# [WRITTEN TASK]
Quote the records below in full, exactly as given, with the images taken out.

# [Collected data entries]
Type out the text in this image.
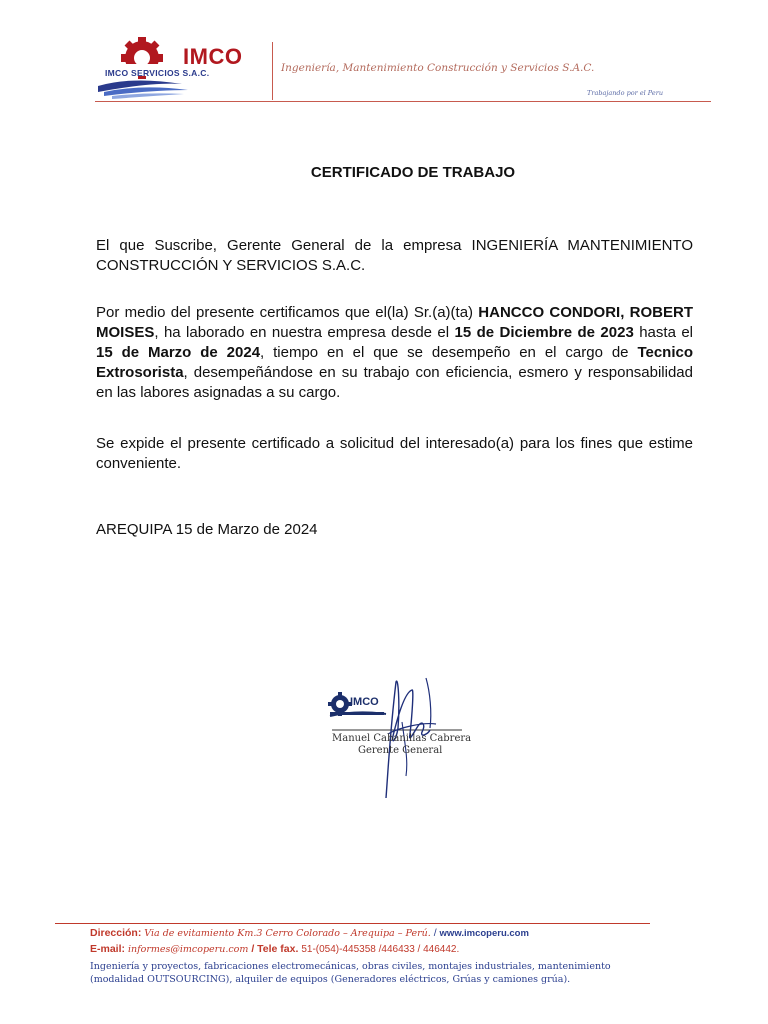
IMCO
IMCO SERVICIOS S.A.C.	Ingeniería, Mantenimiento Construcción y Servicios S.A.C.
Trabajando por el Peru
CERTIFICADO DE TRABAJO
El que Suscribe, Gerente General de la empresa INGENIERÍA MANTENIMIENTO CONSTRUCCIÓN Y SERVICIOS S.A.C.
Por medio del presente certificamos que el(la) Sr.(a)(ta) HANCCO CONDORI, ROBERT MOISES, ha laborado en nuestra empresa desde el 15 de Diciembre de 2023 hasta el 15 de Marzo de 2024, tiempo en el que se desempeño en el cargo de Tecnico Extrosorista, desempeñándose en su trabajo con eficiencia, esmero y responsabilidad en las labores asignadas a su cargo.
Se expide el presente certificado a solicitud del interesado(a) para los fines que estime conveniente.
AREQUIPA 15 de Marzo de 2024
IMCO
Manuel Cabanillas Cabrera
Gerente General
Dirección: Via de evitamiento Km.3 Cerro Colorado – Arequipa – Perú. / www.imcoperu.com
E-mail: informes@imcoperu.com / Tele fax. 51-(054)-445358 /446433 / 446442.
Ingeniería y proyectos, fabricaciones electromecánicas, obras civiles, montajes industriales, mantenimiento (modalidad OUTSOURCING), alquiler de equipos (Generadores eléctricos, Grúas y camiones grúa).
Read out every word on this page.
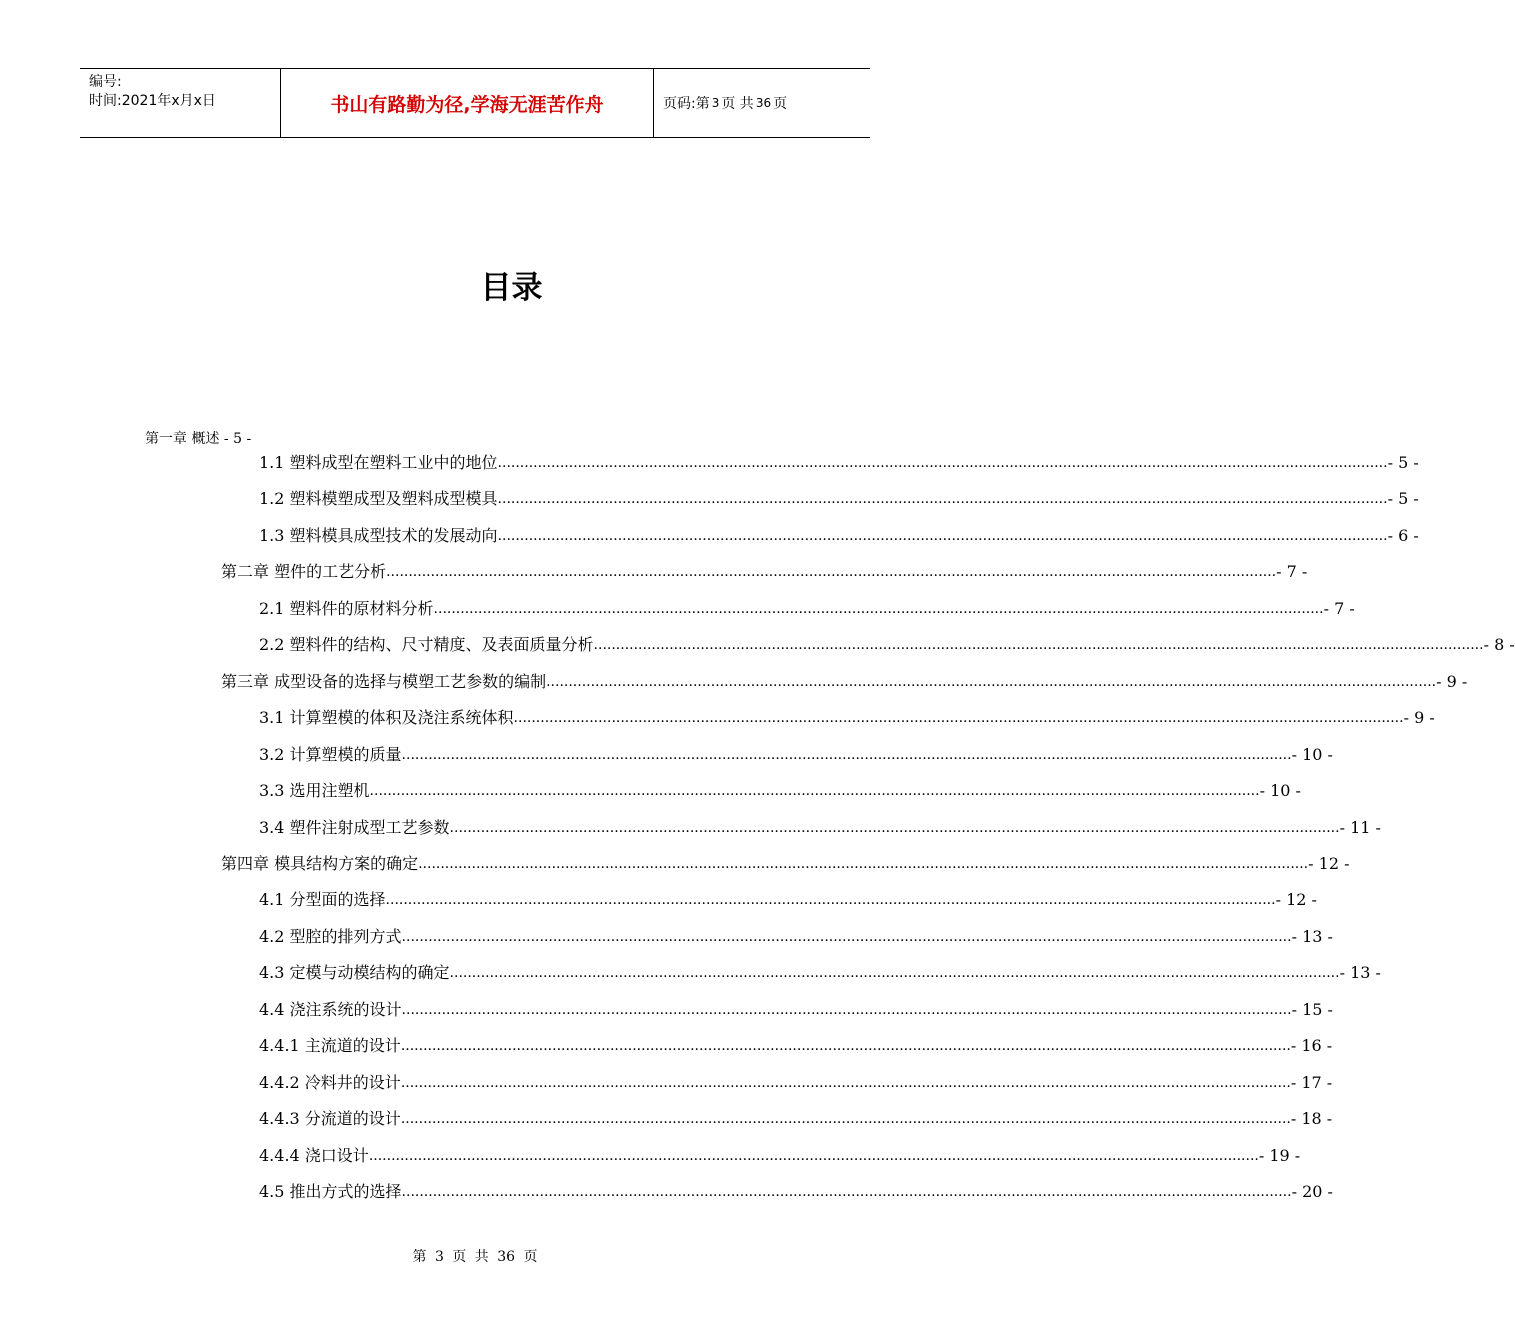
编号:
时间:2021年x月x日	书山有路勤为径,学海无涯苦作舟	页码:第 3 页 共 36 页
目录
第一章 概述 - 5 -
1.1 塑料成型在塑料工业中的地位 ........................................................................................................................................................................................................ - 5 -
1.2 塑料模塑成型及塑料成型模具 ........................................................................................................................................................................................................ - 5 -
1.3 塑料模具成型技术的发展动向 ........................................................................................................................................................................................................ - 6 -
第二章 塑件的工艺分析 ........................................................................................................................................................................................................ - 7 -
2.1 塑料件的原材料分析 ........................................................................................................................................................................................................ - 7 -
2.2 塑料件的结构、尺寸精度、及表面质量分析 ........................................................................................................................................................................................................ - 8 -
第三章 成型设备的选择与模塑工艺参数的编制 ........................................................................................................................................................................................................ - 9 -
3.1 计算塑模的体积及浇注系统体积 ........................................................................................................................................................................................................ - 9 -
3.2 计算塑模的质量 ........................................................................................................................................................................................................ - 10 -
3.3 选用注塑机 ........................................................................................................................................................................................................ - 10 -
3.4 塑件注射成型工艺参数 ........................................................................................................................................................................................................ - 11 -
第四章 模具结构方案的确定 ........................................................................................................................................................................................................ - 12 -
4.1 分型面的选择 ........................................................................................................................................................................................................ - 12 -
4.2 型腔的排列方式 ........................................................................................................................................................................................................ - 13 -
4.3 定模与动模结构的确定 ........................................................................................................................................................................................................ - 13 -
4.4 浇注系统的设计 ........................................................................................................................................................................................................ - 15 -
4.4.1 主流道的设计 ........................................................................................................................................................................................................ - 16 -
4.4.2 冷料井的设计 ........................................................................................................................................................................................................ - 17 -
4.4.3 分流道的设计 ........................................................................................................................................................................................................ - 18 -
4.4.4 浇口设计 ........................................................................................................................................................................................................ - 19 -
4.5 推出方式的选择 ........................................................................................................................................................................................................ - 20 -
第 3 页 共 36 页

# [SOLUTION BELOW]
Type out the text in this image.
IMCO
IMCO SERVICIOS S.A.C.	Ingeniería, Mantenimiento Construcción y Servicios S.A.C.
Trabajando por el Peru
CERTIFICADO DE TRABAJO
El que Suscribe, Gerente General de la empresa INGENIERÍA MANTENIMIENTO CONSTRUCCIÓN Y SERVICIOS S.A.C.
Por medio del presente certificamos que el(la) Sr.(a)(ta) HANCCO CONDORI, ROBERT MOISES, ha laborado en nuestra empresa desde el 15 de Diciembre de 2023 hasta el 15 de Marzo de 2024, tiempo en el que se desempeño en el cargo de Tecnico Extrosorista, desempeñándose en su trabajo con eficiencia, esmero y responsabilidad en las labores asignadas a su cargo.
Se expide el presente certificado a solicitud del interesado(a) para los fines que estime conveniente.
AREQUIPA 15 de Marzo de 2024
IMCO
Manuel Cabanillas Cabrera
Gerente General
Dirección: Via de evitamiento Km.3 Cerro Colorado – Arequipa – Perú. / www.imcoperu.com
E-mail: informes@imcoperu.com / Tele fax. 51-(054)-445358 /446433 / 446442.
Ingeniería y proyectos, fabricaciones electromecánicas, obras civiles, montajes industriales, mantenimiento (modalidad OUTSOURCING), alquiler de equipos (Generadores eléctricos, Grúas y camiones grúa).
Read out every word on this page.
编号:
时间:2021年x月x日	书山有路勤为径,学海无涯苦作舟	页码:第 3 页 共 36 页
目录
第一章 概述 - 5 -
1.1 塑料成型在塑料工业中的地位 ........................................................................................................................................................................................................ - 5 -
1.2 塑料模塑成型及塑料成型模具 ........................................................................................................................................................................................................ - 5 -
1.3 塑料模具成型技术的发展动向 ........................................................................................................................................................................................................ - 6 -
第二章 塑件的工艺分析 ........................................................................................................................................................................................................ - 7 -
2.1 塑料件的原材料分析 ........................................................................................................................................................................................................ - 7 -
2.2 塑料件的结构、尺寸精度、及表面质量分析 ........................................................................................................................................................................................................ - 8 -
第三章 成型设备的选择与模塑工艺参数的编制 ........................................................................................................................................................................................................ - 9 -
3.1 计算塑模的体积及浇注系统体积 ........................................................................................................................................................................................................ - 9 -
3.2 计算塑模的质量 ........................................................................................................................................................................................................ - 10 -
3.3 选用注塑机 ........................................................................................................................................................................................................ - 10 -
3.4 塑件注射成型工艺参数 ........................................................................................................................................................................................................ - 11 -
第四章 模具结构方案的确定 ........................................................................................................................................................................................................ - 12 -
4.1 分型面的选择 ........................................................................................................................................................................................................ - 12 -
4.2 型腔的排列方式 ........................................................................................................................................................................................................ - 13 -
4.3 定模与动模结构的确定 ........................................................................................................................................................................................................ - 13 -
4.4 浇注系统的设计 ........................................................................................................................................................................................................ - 15 -
4.4.1 主流道的设计 ........................................................................................................................................................................................................ - 16 -
4.4.2 冷料井的设计 ........................................................................................................................................................................................................ - 17 -
4.4.3 分流道的设计 ........................................................................................................................................................................................................ - 18 -
4.4.4 浇口设计 ........................................................................................................................................................................................................ - 19 -
4.5 推出方式的选择 ........................................................................................................................................................................................................ - 20 -
第 3 页 共 36 页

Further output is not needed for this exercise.